# [TASK TO CARRY OUT]
Do any lines in the data below contain "Lilla"? If so, copy every one of them.

# [DATASET RECORDS]
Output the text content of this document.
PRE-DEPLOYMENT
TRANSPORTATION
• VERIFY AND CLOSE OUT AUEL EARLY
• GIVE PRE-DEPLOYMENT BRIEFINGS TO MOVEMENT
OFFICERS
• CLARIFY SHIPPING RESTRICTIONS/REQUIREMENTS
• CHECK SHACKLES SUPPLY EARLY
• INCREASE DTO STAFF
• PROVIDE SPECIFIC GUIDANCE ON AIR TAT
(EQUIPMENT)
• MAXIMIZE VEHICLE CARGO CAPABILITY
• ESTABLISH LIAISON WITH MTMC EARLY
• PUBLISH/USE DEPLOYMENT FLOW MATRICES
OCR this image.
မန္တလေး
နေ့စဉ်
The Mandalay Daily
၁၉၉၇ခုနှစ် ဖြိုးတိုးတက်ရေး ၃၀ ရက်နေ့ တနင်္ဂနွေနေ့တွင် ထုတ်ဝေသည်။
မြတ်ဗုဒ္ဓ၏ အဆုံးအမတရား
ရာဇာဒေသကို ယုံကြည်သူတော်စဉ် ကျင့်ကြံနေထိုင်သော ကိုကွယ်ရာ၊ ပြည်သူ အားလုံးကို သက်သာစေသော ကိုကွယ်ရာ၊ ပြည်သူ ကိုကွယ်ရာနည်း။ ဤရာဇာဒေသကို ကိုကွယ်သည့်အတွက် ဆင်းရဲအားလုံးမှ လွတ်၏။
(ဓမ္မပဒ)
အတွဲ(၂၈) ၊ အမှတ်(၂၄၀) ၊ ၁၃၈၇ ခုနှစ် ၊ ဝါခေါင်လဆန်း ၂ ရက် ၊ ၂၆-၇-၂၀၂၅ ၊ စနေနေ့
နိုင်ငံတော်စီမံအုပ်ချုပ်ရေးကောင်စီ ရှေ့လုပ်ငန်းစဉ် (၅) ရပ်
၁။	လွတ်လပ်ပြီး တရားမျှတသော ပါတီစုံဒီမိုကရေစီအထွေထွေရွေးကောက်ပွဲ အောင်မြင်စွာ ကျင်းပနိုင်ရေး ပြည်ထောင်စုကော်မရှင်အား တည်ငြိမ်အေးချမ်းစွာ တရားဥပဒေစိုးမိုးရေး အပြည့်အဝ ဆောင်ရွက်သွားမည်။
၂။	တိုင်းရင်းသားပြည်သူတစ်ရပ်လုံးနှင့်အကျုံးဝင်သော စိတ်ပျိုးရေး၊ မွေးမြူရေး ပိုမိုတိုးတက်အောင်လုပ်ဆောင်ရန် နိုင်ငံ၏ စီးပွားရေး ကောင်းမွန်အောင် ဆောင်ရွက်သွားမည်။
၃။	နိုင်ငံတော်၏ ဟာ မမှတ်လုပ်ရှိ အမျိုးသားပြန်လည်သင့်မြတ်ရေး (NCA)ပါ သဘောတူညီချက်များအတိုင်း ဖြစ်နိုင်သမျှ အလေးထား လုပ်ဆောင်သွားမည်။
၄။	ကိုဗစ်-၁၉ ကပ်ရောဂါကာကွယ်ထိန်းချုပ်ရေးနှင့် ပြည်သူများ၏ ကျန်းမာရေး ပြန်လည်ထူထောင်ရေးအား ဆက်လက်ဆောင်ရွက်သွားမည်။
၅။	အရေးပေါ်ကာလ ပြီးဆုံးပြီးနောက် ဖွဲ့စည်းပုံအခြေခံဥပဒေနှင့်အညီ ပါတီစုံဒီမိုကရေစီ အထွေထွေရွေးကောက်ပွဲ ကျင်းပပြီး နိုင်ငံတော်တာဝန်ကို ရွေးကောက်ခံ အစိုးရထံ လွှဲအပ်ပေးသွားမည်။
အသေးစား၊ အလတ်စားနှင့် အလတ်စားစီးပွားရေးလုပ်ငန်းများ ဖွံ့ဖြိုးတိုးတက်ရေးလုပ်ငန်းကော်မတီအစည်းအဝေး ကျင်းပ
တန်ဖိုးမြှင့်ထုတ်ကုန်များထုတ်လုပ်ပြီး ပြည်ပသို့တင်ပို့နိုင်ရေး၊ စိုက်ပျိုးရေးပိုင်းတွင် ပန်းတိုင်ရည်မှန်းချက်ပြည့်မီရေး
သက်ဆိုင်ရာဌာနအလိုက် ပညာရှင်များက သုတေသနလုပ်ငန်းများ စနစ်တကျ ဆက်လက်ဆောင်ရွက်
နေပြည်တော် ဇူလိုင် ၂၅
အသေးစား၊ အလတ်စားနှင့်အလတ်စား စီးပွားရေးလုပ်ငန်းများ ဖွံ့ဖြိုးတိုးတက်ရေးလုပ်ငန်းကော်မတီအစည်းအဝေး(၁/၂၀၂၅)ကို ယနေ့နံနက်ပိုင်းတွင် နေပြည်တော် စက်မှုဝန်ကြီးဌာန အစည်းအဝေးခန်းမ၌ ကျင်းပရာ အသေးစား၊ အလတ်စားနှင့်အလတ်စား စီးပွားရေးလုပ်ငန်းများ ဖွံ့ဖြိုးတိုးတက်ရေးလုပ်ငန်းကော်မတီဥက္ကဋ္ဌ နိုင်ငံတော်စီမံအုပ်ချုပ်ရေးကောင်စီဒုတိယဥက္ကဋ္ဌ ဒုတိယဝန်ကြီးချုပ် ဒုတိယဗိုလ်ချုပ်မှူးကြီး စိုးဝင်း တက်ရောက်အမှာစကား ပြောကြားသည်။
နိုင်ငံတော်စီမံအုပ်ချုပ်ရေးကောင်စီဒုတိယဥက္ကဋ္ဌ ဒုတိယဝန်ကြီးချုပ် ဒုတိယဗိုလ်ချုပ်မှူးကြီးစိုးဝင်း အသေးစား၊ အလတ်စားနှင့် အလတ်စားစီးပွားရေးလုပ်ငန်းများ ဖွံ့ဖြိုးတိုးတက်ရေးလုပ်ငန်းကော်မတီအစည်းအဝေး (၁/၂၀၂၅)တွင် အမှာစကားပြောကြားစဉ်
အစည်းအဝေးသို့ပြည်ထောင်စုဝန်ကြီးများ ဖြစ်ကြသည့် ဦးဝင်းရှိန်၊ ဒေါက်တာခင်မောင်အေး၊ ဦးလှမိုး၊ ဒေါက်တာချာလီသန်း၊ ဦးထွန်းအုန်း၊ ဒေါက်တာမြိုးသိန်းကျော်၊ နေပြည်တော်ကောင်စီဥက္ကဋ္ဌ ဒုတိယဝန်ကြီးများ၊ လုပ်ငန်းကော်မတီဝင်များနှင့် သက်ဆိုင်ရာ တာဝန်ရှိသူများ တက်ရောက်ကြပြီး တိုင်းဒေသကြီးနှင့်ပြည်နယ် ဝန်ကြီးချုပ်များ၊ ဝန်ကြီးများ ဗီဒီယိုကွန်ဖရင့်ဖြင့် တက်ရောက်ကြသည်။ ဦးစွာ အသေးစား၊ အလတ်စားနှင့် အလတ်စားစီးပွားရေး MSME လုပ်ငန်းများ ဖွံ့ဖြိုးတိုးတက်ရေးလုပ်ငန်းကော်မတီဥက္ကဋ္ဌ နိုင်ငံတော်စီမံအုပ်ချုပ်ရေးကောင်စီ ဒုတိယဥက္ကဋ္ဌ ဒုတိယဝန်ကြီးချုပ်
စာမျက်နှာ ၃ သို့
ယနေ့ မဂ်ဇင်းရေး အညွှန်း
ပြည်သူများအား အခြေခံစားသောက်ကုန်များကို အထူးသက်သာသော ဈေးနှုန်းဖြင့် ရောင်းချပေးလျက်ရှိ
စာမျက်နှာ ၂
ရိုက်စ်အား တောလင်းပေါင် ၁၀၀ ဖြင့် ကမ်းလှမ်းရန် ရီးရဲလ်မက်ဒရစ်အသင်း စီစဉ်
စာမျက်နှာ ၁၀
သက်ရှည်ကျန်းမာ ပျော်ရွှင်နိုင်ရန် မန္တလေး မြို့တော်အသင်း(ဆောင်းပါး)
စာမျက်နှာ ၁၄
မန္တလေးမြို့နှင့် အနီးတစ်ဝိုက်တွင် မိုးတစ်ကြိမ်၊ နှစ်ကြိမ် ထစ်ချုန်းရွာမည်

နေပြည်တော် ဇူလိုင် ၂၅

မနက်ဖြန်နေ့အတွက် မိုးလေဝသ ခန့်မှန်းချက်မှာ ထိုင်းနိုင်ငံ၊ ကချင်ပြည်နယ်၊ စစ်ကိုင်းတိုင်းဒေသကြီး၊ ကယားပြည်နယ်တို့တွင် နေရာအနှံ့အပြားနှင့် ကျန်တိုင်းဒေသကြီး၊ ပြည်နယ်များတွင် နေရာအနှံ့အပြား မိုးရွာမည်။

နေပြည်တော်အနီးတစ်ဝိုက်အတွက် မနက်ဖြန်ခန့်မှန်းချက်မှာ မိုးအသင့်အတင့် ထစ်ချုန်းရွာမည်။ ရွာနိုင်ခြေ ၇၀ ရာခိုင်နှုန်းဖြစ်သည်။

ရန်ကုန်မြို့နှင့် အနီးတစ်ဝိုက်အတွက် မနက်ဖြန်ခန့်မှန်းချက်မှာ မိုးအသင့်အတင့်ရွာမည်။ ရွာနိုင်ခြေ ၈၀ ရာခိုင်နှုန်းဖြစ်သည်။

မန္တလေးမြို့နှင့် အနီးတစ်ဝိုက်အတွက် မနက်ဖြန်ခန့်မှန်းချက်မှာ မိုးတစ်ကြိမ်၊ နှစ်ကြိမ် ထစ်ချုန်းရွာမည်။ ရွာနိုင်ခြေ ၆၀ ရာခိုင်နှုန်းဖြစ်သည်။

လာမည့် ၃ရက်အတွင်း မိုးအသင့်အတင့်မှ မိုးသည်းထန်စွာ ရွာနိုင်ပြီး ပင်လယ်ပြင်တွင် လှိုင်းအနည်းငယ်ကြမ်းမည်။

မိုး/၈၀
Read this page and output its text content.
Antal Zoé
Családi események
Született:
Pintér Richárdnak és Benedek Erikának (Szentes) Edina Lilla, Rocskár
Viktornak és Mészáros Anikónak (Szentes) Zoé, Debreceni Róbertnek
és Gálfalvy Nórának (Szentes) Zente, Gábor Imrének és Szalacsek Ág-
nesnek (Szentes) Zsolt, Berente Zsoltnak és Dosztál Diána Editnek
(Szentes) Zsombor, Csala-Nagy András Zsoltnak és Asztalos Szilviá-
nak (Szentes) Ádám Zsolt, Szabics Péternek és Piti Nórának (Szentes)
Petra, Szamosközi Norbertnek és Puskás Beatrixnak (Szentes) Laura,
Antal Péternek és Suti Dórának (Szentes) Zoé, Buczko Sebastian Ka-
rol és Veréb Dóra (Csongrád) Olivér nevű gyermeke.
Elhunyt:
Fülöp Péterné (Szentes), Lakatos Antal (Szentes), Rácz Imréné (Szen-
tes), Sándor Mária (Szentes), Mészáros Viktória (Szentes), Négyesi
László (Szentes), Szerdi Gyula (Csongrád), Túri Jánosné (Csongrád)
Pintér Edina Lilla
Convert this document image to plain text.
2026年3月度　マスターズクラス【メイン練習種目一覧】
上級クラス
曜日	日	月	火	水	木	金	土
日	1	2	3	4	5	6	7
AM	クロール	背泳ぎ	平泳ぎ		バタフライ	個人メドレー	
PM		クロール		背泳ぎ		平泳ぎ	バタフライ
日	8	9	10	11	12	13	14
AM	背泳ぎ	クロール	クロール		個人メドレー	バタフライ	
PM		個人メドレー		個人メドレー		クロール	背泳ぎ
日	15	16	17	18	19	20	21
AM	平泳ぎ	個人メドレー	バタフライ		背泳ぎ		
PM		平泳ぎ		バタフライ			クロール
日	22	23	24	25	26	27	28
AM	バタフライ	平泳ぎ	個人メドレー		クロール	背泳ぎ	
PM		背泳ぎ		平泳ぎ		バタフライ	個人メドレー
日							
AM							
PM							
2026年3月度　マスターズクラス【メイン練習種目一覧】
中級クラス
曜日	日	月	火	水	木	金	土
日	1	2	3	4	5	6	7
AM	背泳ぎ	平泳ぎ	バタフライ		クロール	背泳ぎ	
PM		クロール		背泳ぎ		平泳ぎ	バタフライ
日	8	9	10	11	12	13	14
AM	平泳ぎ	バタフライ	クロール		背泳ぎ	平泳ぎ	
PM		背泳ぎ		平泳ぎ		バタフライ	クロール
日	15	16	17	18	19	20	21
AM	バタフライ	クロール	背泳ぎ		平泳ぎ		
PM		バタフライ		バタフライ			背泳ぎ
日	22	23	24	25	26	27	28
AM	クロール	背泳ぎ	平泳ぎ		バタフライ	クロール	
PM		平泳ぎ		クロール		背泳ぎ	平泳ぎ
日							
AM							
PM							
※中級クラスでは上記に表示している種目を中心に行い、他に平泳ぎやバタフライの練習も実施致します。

# [ANSWER]
Pintér Richárdnak és Benedek Erikának (Szentes) Edina Lilla, Rocskár
Pintér Edina Lilla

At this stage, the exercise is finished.